Please give the data below again in full, exactly as it stands.
+++ Extracted records
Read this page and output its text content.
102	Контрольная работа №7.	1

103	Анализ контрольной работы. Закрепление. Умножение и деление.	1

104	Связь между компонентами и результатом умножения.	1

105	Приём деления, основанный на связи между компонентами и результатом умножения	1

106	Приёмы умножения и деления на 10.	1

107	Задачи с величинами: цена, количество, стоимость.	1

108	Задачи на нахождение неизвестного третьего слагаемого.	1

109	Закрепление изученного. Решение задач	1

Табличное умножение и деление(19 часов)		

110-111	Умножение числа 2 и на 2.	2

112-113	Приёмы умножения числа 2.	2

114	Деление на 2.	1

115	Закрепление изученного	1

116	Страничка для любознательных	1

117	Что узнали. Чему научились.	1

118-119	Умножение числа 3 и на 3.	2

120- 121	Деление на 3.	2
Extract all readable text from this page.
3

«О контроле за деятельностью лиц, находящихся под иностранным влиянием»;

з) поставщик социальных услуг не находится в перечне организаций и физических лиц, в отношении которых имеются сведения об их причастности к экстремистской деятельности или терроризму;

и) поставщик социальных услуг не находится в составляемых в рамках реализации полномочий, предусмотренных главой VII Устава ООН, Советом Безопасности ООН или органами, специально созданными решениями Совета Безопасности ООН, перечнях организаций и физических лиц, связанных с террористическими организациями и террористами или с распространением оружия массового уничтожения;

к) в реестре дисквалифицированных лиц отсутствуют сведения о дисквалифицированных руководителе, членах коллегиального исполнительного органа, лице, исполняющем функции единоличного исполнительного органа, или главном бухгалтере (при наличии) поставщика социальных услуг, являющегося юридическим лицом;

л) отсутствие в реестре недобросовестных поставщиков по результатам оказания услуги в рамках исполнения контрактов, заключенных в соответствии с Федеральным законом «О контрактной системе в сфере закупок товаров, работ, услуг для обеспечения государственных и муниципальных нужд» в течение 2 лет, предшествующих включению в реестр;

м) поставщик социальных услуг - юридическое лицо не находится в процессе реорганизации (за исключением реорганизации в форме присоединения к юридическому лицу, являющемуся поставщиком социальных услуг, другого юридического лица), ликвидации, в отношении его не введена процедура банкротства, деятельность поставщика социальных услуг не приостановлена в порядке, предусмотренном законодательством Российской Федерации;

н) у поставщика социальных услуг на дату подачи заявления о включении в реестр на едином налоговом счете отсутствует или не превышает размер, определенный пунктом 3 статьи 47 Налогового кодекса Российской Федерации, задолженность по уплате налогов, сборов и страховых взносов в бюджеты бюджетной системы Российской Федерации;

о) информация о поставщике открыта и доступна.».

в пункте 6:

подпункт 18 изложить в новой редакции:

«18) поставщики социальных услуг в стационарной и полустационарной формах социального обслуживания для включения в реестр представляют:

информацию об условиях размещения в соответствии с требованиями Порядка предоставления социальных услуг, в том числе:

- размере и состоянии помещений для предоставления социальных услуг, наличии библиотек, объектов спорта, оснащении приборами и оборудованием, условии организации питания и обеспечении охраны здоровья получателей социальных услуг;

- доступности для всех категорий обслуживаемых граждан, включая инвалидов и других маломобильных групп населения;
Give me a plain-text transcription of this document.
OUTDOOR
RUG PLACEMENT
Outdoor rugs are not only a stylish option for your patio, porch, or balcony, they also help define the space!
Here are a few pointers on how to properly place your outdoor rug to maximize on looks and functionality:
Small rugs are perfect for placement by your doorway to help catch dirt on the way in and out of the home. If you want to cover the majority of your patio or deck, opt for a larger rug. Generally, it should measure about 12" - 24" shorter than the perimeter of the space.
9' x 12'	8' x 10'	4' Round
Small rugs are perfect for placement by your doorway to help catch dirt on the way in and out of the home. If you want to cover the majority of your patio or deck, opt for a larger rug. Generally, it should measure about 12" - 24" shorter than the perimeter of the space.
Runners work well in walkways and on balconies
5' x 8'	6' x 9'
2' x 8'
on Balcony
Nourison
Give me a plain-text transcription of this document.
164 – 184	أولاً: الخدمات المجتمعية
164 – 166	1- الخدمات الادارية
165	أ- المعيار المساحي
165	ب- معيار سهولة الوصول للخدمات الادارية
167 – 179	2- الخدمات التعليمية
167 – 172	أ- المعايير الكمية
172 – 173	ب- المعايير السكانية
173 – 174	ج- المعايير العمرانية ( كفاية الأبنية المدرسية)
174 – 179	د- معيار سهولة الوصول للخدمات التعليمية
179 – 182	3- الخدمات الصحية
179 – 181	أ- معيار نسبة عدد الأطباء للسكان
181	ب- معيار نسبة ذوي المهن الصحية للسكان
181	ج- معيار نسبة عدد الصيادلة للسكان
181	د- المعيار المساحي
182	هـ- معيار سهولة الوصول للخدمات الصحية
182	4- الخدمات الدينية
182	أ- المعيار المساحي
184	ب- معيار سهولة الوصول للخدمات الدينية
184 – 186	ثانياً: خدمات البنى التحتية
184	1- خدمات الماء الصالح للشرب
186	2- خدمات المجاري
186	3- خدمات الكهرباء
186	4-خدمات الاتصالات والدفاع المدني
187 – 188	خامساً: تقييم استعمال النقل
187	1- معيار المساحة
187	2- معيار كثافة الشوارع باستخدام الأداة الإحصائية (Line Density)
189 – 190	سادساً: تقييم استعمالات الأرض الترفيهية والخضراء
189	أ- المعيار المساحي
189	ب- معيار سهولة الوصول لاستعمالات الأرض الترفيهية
++++++
● Task output:
Read this page and output its text content.
102	Контрольная работа №7.	1

103	Анализ контрольной работы. Закрепление. Умножение и деление.	1

104	Связь между компонентами и результатом умножения.	1

105	Приём деления, основанный на связи между компонентами и результатом умножения	1

106	Приёмы умножения и деления на 10.	1

107	Задачи с величинами: цена, количество, стоимость.	1

108	Задачи на нахождение неизвестного третьего слагаемого.	1

109	Закрепление изученного. Решение задач	1

Табличное умножение и деление(19 часов)		

110-111	Умножение числа 2 и на 2.	2

112-113	Приёмы умножения числа 2.	2

114	Деление на 2.	1

115	Закрепление изученного	1

116	Страничка для любознательных	1

117	Что узнали. Чему научились.	1

118-119	Умножение числа 3 и на 3.	2

120- 121	Деление на 3.	2
Extract all readable text from this page.
3

«О контроле за деятельностью лиц, находящихся под иностранным влиянием»;

з) поставщик социальных услуг не находится в перечне организаций и физических лиц, в отношении которых имеются сведения об их причастности к экстремистской деятельности или терроризму;

и) поставщик социальных услуг не находится в составляемых в рамках реализации полномочий, предусмотренных главой VII Устава ООН, Советом Безопасности ООН или органами, специально созданными решениями Совета Безопасности ООН, перечнях организаций и физических лиц, связанных с террористическими организациями и террористами или с распространением оружия массового уничтожения;

к) в реестре дисквалифицированных лиц отсутствуют сведения о дисквалифицированных руководителе, членах коллегиального исполнительного органа, лице, исполняющем функции единоличного исполнительного органа, или главном бухгалтере (при наличии) поставщика социальных услуг, являющегося юридическим лицом;

л) отсутствие в реестре недобросовестных поставщиков по результатам оказания услуги в рамках исполнения контрактов, заключенных в соответствии с Федеральным законом «О контрактной системе в сфере закупок товаров, работ, услуг для обеспечения государственных и муниципальных нужд» в течение 2 лет, предшествующих включению в реестр;

м) поставщик социальных услуг - юридическое лицо не находится в процессе реорганизации (за исключением реорганизации в форме присоединения к юридическому лицу, являющемуся поставщиком социальных услуг, другого юридического лица), ликвидации, в отношении его не введена процедура банкротства, деятельность поставщика социальных услуг не приостановлена в порядке, предусмотренном законодательством Российской Федерации;

н) у поставщика социальных услуг на дату подачи заявления о включении в реестр на едином налоговом счете отсутствует или не превышает размер, определенный пунктом 3 статьи 47 Налогового кодекса Российской Федерации, задолженность по уплате налогов, сборов и страховых взносов в бюджеты бюджетной системы Российской Федерации;

о) информация о поставщике открыта и доступна.».

в пункте 6:

подпункт 18 изложить в новой редакции:

«18) поставщики социальных услуг в стационарной и полустационарной формах социального обслуживания для включения в реестр представляют:

информацию об условиях размещения в соответствии с требованиями Порядка предоставления социальных услуг, в том числе:

- размере и состоянии помещений для предоставления социальных услуг, наличии библиотек, объектов спорта, оснащении приборами и оборудованием, условии организации питания и обеспечении охраны здоровья получателей социальных услуг;

- доступности для всех категорий обслуживаемых граждан, включая инвалидов и других маломобильных групп населения;
Give me a plain-text transcription of this document.
OUTDOOR
RUG PLACEMENT
Outdoor rugs are not only a stylish option for your patio, porch, or balcony, they also help define the space!
Here are a few pointers on how to properly place your outdoor rug to maximize on looks and functionality:
Small rugs are perfect for placement by your doorway to help catch dirt on the way in and out of the home. If you want to cover the majority of your patio or deck, opt for a larger rug. Generally, it should measure about 12" - 24" shorter than the perimeter of the space.
9' x 12'	8' x 10'	4' Round
Small rugs are perfect for placement by your doorway to help catch dirt on the way in and out of the home. If you want to cover the majority of your patio or deck, opt for a larger rug. Generally, it should measure about 12" - 24" shorter than the perimeter of the space.
Runners work well in walkways and on balconies
5' x 8'	6' x 9'
2' x 8'
on Balcony
Nourison
Give me a plain-text transcription of this document.
164 – 184	أولاً: الخدمات المجتمعية
164 – 166	1- الخدمات الادارية
165	أ- المعيار المساحي
165	ب- معيار سهولة الوصول للخدمات الادارية
167 – 179	2- الخدمات التعليمية
167 – 172	أ- المعايير الكمية
172 – 173	ب- المعايير السكانية
173 – 174	ج- المعايير العمرانية ( كفاية الأبنية المدرسية)
174 – 179	د- معيار سهولة الوصول للخدمات التعليمية
179 – 182	3- الخدمات الصحية
179 – 181	أ- معيار نسبة عدد الأطباء للسكان
181	ب- معيار نسبة ذوي المهن الصحية للسكان
181	ج- معيار نسبة عدد الصيادلة للسكان
181	د- المعيار المساحي
182	هـ- معيار سهولة الوصول للخدمات الصحية
182	4- الخدمات الدينية
182	أ- المعيار المساحي
184	ب- معيار سهولة الوصول للخدمات الدينية
184 – 186	ثانياً: خدمات البنى التحتية
184	1- خدمات الماء الصالح للشرب
186	2- خدمات المجاري
186	3- خدمات الكهرباء
186	4-خدمات الاتصالات والدفاع المدني
187 – 188	خامساً: تقييم استعمال النقل
187	1- معيار المساحة
187	2- معيار كثافة الشوارع باستخدام الأداة الإحصائية (Line Density)
189 – 190	سادساً: تقييم استعمالات الأرض الترفيهية والخضراء
189	أ- المعيار المساحي
189	ب- معيار سهولة الوصول لاستعمالات الأرض الترفيهية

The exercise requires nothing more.